_The task_: Copy out all lines where "животноводческой" appears.

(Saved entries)
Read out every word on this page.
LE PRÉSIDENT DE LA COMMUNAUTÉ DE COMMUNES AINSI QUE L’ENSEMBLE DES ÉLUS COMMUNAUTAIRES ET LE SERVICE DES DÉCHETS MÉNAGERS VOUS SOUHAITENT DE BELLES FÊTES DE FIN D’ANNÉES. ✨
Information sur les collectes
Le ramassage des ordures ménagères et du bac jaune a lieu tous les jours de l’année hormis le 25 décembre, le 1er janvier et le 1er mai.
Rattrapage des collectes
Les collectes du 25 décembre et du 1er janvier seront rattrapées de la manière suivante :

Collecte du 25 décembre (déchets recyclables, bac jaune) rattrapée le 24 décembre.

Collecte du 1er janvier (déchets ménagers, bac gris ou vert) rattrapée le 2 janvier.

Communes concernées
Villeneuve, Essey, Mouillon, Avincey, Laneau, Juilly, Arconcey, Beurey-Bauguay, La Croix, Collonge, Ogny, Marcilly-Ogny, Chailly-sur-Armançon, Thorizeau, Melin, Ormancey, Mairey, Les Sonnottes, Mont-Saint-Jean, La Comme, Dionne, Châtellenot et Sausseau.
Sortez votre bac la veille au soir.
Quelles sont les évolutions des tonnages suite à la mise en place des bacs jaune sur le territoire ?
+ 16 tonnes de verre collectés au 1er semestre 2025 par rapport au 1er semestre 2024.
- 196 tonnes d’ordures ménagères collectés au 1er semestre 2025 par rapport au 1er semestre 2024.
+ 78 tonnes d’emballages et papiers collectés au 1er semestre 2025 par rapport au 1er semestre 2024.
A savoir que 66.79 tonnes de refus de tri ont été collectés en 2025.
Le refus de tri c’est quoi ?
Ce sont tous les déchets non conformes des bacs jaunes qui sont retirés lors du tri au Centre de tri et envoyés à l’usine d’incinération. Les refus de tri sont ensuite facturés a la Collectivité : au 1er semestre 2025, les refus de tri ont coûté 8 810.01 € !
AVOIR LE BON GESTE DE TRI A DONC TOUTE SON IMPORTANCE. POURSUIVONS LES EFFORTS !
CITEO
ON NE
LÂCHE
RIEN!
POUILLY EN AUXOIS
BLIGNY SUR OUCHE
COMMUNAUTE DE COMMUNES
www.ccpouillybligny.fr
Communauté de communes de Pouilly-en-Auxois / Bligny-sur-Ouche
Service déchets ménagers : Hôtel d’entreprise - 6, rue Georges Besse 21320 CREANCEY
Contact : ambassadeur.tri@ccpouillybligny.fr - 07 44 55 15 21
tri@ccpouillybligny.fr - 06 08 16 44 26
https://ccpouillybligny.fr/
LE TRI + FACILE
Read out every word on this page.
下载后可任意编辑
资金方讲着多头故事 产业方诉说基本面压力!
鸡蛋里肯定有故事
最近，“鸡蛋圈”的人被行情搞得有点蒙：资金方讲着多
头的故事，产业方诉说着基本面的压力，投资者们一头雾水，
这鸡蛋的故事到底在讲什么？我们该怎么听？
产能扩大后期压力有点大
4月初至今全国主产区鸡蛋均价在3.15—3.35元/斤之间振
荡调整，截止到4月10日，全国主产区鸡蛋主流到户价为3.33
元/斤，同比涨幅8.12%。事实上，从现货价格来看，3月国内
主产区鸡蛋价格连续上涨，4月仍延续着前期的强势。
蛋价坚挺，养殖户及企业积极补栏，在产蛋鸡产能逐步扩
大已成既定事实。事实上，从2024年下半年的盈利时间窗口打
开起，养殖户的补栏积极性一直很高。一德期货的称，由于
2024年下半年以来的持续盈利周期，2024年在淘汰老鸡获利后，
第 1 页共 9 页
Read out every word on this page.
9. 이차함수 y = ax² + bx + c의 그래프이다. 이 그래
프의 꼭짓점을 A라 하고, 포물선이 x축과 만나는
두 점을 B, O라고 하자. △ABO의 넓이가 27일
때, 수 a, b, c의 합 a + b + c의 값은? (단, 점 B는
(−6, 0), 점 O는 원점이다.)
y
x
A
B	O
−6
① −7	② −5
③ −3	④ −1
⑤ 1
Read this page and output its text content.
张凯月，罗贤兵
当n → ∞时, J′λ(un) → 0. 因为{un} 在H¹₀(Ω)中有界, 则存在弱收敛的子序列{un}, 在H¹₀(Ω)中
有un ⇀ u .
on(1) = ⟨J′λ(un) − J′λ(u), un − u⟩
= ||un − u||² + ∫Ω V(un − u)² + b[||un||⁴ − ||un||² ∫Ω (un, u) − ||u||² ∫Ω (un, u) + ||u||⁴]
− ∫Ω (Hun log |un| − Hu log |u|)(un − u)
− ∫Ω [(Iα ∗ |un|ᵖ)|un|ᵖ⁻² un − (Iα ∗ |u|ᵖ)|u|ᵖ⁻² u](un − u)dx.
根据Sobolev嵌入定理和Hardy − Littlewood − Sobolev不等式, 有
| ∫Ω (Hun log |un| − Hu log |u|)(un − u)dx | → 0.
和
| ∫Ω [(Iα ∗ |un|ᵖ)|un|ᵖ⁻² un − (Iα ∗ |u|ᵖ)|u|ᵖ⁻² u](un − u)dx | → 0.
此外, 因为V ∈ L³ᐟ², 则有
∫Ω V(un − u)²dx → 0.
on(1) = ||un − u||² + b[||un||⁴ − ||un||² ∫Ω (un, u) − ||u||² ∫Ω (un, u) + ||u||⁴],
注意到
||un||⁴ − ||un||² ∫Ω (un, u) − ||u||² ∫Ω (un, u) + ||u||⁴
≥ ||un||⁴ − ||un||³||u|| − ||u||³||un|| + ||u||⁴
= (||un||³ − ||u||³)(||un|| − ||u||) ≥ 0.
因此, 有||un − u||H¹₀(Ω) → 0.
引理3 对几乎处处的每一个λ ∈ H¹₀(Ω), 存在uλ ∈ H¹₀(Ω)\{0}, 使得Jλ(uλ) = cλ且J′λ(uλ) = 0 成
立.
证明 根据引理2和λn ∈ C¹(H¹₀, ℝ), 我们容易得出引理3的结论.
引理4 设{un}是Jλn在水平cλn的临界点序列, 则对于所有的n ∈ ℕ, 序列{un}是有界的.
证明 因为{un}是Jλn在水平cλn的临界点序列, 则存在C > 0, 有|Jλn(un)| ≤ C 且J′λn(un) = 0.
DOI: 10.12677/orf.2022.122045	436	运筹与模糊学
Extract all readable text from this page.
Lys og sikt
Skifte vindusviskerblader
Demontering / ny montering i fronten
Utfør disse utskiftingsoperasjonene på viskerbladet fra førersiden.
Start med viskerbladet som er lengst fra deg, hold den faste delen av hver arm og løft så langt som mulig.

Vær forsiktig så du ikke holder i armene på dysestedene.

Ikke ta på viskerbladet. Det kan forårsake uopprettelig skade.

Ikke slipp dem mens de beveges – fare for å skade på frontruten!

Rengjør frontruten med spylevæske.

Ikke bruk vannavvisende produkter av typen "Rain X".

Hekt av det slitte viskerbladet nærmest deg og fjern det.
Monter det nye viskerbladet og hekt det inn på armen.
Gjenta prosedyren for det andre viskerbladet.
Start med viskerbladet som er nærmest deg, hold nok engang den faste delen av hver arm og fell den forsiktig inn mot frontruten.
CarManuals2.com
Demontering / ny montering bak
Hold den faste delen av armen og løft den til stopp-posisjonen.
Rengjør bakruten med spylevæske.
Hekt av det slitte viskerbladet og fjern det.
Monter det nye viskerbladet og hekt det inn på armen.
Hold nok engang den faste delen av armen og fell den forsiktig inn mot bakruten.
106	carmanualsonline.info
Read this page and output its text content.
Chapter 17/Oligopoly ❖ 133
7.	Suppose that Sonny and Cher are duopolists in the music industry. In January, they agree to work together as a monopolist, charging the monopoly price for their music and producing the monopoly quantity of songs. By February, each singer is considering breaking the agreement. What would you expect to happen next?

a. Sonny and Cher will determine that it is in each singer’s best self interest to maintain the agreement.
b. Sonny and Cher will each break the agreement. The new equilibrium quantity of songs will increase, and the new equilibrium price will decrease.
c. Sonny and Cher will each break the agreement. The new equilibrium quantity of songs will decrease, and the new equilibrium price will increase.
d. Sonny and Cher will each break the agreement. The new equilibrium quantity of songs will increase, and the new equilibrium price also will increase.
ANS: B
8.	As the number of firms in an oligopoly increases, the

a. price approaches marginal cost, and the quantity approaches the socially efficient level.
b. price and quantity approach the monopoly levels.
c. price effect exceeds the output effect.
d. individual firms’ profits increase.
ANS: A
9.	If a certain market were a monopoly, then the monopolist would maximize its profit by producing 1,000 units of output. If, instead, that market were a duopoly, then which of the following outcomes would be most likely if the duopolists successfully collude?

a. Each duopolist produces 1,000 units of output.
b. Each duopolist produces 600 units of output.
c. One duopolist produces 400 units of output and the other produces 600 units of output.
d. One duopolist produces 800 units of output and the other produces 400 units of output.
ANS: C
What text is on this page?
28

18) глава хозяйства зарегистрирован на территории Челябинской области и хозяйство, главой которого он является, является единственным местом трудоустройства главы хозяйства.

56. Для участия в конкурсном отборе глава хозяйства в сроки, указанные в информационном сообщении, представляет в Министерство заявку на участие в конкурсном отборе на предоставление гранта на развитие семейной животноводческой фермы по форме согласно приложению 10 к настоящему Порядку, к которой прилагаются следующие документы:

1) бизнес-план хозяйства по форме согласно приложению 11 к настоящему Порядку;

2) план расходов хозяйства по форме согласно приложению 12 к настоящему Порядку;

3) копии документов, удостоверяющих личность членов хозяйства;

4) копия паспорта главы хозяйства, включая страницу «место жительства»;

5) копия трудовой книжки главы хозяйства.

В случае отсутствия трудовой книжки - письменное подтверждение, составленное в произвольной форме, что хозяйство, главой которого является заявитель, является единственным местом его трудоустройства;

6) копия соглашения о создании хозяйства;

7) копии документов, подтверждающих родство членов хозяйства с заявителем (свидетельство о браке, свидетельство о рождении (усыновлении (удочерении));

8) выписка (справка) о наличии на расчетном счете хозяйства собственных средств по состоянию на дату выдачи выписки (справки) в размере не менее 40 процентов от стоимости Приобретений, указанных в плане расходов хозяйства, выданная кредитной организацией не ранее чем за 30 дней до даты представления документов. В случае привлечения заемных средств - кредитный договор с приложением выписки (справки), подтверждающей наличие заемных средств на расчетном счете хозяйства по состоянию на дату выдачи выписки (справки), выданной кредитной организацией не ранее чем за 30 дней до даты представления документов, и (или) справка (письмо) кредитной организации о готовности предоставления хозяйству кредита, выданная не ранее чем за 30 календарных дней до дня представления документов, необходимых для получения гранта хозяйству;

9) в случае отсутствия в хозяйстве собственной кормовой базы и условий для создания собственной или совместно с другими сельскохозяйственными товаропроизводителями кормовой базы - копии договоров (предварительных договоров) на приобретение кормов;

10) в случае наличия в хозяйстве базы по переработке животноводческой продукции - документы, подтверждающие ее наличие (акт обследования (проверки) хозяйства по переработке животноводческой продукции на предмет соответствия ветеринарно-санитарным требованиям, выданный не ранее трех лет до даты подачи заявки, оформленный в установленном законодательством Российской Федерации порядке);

_Complete output_:
56. Для участия в конкурсном отборе глава хозяйства в сроки, указанные в информационном сообщении, представляет в Министерство заявку на участие в конкурсном отборе на предоставление гранта на развитие семейной животноводческой фермы по форме согласно приложению 10 к настоящему Порядку, к которой прилагаются следующие документы:
10) в случае наличия в хозяйстве базы по переработке животноводческой продукции - документы, подтверждающие ее наличие (акт обследования (проверки) хозяйства по переработке животноводческой продукции на предмет соответствия ветеринарно-санитарным требованиям, выданный не ранее трех лет до даты подачи заявки, оформленный в установленном законодательством Российской Федерации порядке);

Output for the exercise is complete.